» Stated goal: Render the lines below as a JSON list of strings, one string per line, with blank lines skipped and the pictures left out.

» Element location data:
......

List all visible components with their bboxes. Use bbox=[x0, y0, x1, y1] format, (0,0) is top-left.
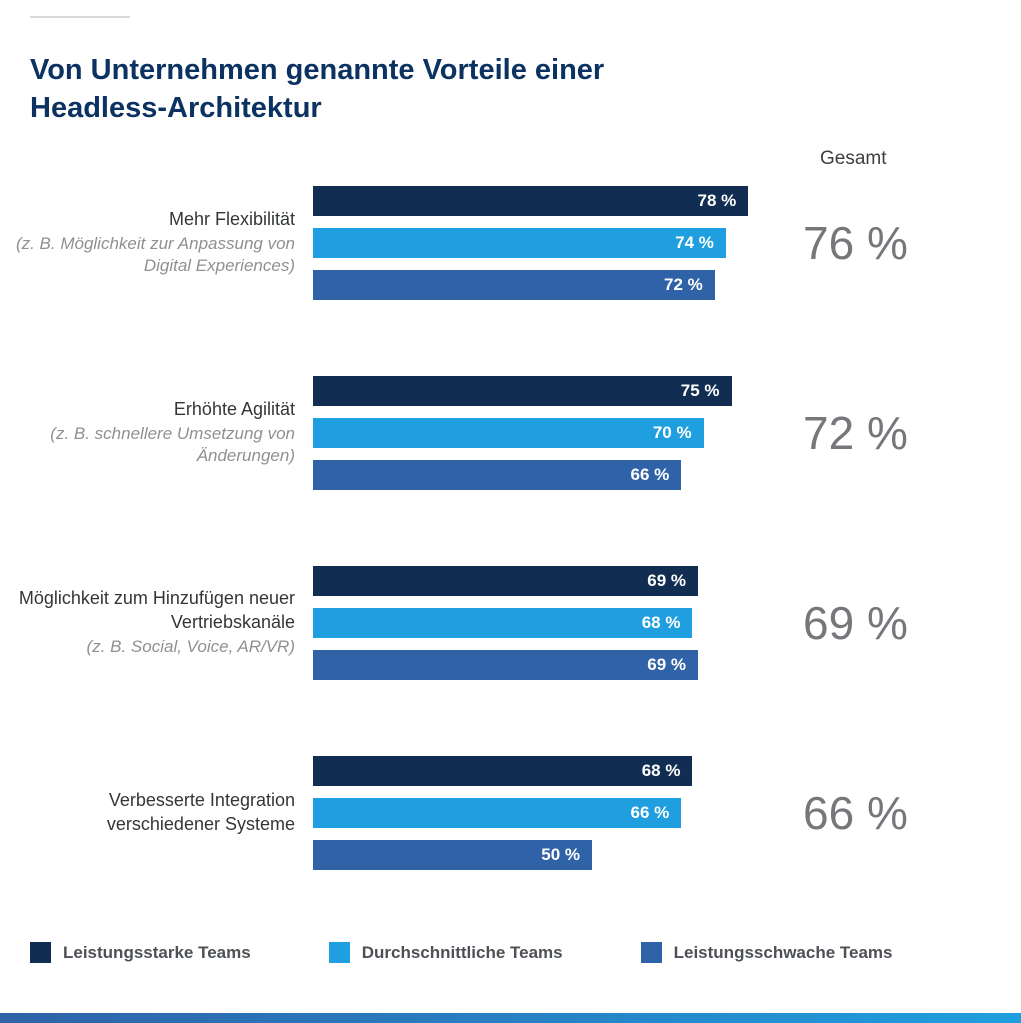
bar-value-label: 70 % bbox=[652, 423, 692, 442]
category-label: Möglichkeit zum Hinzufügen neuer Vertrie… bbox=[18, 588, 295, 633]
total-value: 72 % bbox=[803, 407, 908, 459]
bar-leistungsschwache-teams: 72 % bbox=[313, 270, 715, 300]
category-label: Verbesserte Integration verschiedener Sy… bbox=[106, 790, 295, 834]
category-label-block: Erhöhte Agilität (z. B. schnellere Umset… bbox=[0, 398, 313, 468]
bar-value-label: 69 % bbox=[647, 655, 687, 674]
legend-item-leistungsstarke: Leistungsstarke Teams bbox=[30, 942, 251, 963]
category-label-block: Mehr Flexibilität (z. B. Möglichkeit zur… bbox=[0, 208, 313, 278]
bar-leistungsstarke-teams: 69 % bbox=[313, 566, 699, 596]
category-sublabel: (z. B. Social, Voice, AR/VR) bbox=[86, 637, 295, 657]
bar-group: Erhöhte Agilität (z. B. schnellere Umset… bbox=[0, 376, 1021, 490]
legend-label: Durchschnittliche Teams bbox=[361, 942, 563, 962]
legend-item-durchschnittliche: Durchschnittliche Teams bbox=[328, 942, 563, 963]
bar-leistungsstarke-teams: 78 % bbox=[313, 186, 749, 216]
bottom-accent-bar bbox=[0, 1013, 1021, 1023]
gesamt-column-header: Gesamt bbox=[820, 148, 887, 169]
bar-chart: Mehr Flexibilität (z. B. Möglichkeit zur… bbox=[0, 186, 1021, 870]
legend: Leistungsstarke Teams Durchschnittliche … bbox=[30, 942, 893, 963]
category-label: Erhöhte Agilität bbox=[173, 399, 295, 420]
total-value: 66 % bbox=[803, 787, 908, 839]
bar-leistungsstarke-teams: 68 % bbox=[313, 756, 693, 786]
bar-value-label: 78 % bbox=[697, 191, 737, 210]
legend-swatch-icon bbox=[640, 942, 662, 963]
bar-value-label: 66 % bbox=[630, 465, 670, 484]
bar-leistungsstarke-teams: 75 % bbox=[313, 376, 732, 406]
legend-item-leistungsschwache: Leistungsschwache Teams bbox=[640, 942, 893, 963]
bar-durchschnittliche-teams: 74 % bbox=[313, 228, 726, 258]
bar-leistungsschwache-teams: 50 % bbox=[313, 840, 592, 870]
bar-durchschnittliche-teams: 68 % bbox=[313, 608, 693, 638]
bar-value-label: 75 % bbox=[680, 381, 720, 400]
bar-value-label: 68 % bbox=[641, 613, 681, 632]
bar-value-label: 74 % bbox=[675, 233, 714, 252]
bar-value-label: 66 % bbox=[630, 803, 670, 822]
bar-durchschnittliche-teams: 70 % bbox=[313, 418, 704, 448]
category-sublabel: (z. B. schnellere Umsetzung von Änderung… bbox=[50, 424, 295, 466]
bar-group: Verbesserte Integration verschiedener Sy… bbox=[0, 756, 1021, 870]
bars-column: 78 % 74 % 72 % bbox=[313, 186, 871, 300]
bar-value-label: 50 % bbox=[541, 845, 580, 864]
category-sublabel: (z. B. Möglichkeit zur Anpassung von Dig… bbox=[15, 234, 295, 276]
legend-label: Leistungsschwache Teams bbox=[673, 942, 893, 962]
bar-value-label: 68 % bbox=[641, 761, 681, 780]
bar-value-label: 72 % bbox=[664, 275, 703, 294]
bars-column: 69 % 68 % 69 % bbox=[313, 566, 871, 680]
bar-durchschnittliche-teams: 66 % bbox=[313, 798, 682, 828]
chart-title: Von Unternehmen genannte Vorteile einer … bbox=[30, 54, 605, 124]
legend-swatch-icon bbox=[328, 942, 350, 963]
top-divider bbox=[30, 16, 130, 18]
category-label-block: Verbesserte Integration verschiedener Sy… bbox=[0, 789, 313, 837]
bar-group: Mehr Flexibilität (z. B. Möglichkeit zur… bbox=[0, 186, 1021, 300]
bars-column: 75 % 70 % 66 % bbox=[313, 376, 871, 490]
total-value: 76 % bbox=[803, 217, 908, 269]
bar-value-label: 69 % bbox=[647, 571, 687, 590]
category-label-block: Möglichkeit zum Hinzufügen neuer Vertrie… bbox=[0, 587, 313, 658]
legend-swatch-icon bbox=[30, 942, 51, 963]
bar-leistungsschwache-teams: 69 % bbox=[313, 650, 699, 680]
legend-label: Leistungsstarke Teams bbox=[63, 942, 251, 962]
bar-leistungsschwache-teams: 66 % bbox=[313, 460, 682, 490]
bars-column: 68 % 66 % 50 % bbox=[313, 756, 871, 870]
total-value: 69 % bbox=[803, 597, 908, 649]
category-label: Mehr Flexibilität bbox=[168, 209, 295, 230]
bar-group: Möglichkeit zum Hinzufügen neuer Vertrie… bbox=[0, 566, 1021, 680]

......

» Expected output:
[
  "List all visible components with their bboxes. Use bbox=[x0, y0, x1, y1] format, (0,0) is top-left.",
  "bar-value-label: 70 % bbox=[652, 423, 692, 442]",
  "category-label: Möglichkeit zum Hinzufügen neuer Vertrie… bbox=[18, 588, 295, 633]",
  "total-value: 72 % bbox=[803, 407, 908, 459]",
  "bar-leistungsschwache-teams: 72 % bbox=[313, 270, 715, 300]",
  "category-label: Verbesserte Integration verschiedener Sy… bbox=[106, 790, 295, 834]",
  "category-label-block: Erhöhte Agilität (z. B. schnellere Umset… bbox=[0, 398, 313, 468]",
  "bar-value-label: 69 % bbox=[647, 655, 687, 674]",
  "legend-item-leistungsstarke: Leistungsstarke Teams bbox=[30, 942, 251, 963]",
  "category-label-block: Mehr Flexibilität (z. B. Möglichkeit zur… bbox=[0, 208, 313, 278]",
  "bar-leistungsstarke-teams: 69 % bbox=[313, 566, 699, 596]",
  "category-sublabel: (z. B. Social, Voice, AR/VR) bbox=[86, 637, 295, 657]",
  "bar-group: Erhöhte Agilität (z. B. schnellere Umset… bbox=[0, 376, 1021, 490]",
  "legend-label: Durchschnittliche Teams bbox=[361, 942, 563, 962]",
  "legend-item-durchschnittliche: Durchschnittliche Teams bbox=[328, 942, 563, 963]",
  "bar-leistungsstarke-teams: 78 % bbox=[313, 186, 749, 216]",
  "bottom-accent-bar bbox=[0, 1013, 1021, 1023]",
  "gesamt-column-header: Gesamt bbox=[820, 148, 887, 169]",
  "bar-chart: Mehr Flexibilität (z. B. Möglichkeit zur… bbox=[0, 186, 1021, 870]",
  "legend: Leistungsstarke Teams Durchschnittliche … bbox=[30, 942, 893, 963]",
  "category-label: Erhöhte Agilität bbox=[173, 399, 295, 420]",
  "total-value: 66 % bbox=[803, 787, 908, 839]",
  "bar-leistungsstarke-teams: 68 % bbox=[313, 756, 693, 786]",
  "bar-value-label: 78 % bbox=[697, 191, 737, 210]",
  "legend-swatch-icon bbox=[640, 942, 662, 963]",
  "bar-value-label: 66 % bbox=[630, 465, 670, 484]",
  "bar-leistungsstarke-teams: 75 % bbox=[313, 376, 732, 406]",
  "legend-item-leistungsschwache: Leistungsschwache Teams bbox=[640, 942, 893, 963]",
  "bar-durchschnittliche-teams: 74 % bbox=[313, 228, 726, 258]",
  "bar-leistungsschwache-teams: 50 % bbox=[313, 840, 592, 870]",
  "bar-durchschnittliche-teams: 68 % bbox=[313, 608, 693, 638]",
  "bar-value-label: 75 % bbox=[680, 381, 720, 400]",
  "bar-value-label: 68 % bbox=[641, 613, 681, 632]",
  "bar-value-label: 74 % bbox=[675, 233, 714, 252]",
  "bar-value-label: 66 % bbox=[630, 803, 670, 822]",
  "bar-durchschnittliche-teams: 70 % bbox=[313, 418, 704, 448]",
  "category-sublabel: (z. B. schnellere Umsetzung von Änderung… bbox=[50, 424, 295, 466]",
  "bar-group: Verbesserte Integration verschiedener Sy… bbox=[0, 756, 1021, 870]",
  "bars-column: 78 % 74 % 72 % bbox=[313, 186, 871, 300]",
  "bar-value-label: 50 % bbox=[541, 845, 580, 864]",
  "category-sublabel: (z. B. Möglichkeit zur Anpassung von Dig… bbox=[15, 234, 295, 276]",
  "legend-label: Leistungsschwache Teams bbox=[673, 942, 893, 962]",
  "bar-value-label: 68 % bbox=[641, 761, 681, 780]",
  "bar-value-label: 72 % bbox=[664, 275, 703, 294]",
  "bars-column: 69 % 68 % 69 % bbox=[313, 566, 871, 680]",
  "bar-durchschnittliche-teams: 66 % bbox=[313, 798, 682, 828]",
  "chart-title: Von Unternehmen genannte Vorteile einer … bbox=[30, 54, 605, 124]",
  "legend-swatch-icon bbox=[328, 942, 350, 963]",
  "top-divider bbox=[30, 16, 130, 18]",
  "category-label-block: Verbesserte Integration verschiedener Sy… bbox=[0, 789, 313, 837]",
  "bar-group: Mehr Flexibilität (z. B. Möglichkeit zur… bbox=[0, 186, 1021, 300]",
  "bars-column: 75 % 70 % 66 % bbox=[313, 376, 871, 490]",
  "total-value: 76 % bbox=[803, 217, 908, 269]",
  "bar-value-label: 69 % bbox=[647, 571, 687, 590]",
  "category-label-block: Möglichkeit zum Hinzufügen neuer Vertrie… bbox=[0, 587, 313, 658]",
  "legend-swatch-icon bbox=[30, 942, 51, 963]",
  "bar-leistungsschwache-teams: 69 % bbox=[313, 650, 699, 680]",
  "legend-label: Leistungsstarke Teams bbox=[63, 942, 251, 962]",
  "bar-leistungsschwache-teams: 66 % bbox=[313, 460, 682, 490]",
  "bars-column: 68 % 66 % 50 % bbox=[313, 756, 871, 870]",
  "total-value: 69 % bbox=[803, 597, 908, 649]",
  "category-label: Mehr Flexibilität bbox=[168, 209, 295, 230]",
  "bar-group: Möglichkeit zum Hinzufügen neuer Vertrie… bbox=[0, 566, 1021, 680]"
]